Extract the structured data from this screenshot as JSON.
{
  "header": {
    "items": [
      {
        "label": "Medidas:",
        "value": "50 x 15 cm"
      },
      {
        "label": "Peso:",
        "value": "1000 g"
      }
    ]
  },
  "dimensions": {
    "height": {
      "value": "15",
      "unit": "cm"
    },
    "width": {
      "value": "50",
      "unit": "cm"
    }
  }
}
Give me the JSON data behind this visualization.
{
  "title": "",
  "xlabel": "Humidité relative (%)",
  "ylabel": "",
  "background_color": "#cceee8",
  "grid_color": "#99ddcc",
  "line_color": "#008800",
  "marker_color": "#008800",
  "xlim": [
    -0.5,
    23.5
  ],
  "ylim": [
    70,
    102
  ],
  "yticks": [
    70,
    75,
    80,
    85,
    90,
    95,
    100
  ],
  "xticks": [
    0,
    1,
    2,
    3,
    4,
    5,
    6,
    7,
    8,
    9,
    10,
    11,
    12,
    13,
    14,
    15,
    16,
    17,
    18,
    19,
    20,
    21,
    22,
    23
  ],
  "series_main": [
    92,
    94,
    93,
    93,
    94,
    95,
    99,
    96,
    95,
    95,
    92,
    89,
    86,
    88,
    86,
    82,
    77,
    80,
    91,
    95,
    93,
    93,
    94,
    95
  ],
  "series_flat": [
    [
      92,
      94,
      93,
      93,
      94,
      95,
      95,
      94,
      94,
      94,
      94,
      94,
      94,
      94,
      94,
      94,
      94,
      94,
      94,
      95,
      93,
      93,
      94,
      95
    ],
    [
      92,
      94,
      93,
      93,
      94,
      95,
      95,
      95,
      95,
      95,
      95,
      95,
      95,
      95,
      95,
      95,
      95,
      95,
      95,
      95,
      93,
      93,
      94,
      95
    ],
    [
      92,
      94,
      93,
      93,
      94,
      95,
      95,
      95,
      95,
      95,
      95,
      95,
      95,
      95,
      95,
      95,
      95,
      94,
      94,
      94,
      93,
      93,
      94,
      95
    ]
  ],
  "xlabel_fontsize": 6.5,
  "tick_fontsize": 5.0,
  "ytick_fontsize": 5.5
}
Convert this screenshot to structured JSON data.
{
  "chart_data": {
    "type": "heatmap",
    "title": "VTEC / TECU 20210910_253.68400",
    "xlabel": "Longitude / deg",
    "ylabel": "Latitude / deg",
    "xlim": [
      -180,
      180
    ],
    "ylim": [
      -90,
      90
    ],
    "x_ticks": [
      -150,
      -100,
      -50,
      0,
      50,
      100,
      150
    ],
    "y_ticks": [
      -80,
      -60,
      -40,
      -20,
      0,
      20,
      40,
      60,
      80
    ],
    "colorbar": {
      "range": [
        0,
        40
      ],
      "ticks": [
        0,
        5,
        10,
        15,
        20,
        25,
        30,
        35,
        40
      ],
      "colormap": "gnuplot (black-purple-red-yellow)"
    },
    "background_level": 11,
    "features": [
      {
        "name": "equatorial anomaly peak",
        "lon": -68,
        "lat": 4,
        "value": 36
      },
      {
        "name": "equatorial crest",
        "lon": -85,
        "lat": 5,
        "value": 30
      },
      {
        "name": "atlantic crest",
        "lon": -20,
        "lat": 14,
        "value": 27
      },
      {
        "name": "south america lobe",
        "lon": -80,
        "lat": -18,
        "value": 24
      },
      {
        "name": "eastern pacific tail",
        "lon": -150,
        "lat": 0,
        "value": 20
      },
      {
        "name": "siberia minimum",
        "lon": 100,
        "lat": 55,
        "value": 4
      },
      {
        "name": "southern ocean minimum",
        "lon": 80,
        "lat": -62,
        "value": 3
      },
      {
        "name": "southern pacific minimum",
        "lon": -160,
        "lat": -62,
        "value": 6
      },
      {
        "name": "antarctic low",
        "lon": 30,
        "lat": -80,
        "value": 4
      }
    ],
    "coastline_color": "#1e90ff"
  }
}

+ + + + + + +

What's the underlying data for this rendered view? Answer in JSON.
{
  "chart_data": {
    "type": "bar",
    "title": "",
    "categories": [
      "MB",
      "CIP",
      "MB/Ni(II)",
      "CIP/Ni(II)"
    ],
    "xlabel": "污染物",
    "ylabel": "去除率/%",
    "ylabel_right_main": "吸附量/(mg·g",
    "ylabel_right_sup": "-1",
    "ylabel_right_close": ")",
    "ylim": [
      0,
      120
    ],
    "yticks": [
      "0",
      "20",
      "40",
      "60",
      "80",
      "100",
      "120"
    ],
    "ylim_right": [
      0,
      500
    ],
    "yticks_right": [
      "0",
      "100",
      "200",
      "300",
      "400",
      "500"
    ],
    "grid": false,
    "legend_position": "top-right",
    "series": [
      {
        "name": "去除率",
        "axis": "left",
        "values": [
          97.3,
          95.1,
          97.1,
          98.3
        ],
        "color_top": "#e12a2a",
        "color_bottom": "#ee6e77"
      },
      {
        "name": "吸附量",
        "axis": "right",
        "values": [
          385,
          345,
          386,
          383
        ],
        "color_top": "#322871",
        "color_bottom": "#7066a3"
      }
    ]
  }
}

+ + + + + + +

**The task**: Isolate the lines that hold the word "structured" and copy all of them.

**Answer below**:
Extract the structured data from this screenshot as JSON.
Convert this screenshot to structured JSON data.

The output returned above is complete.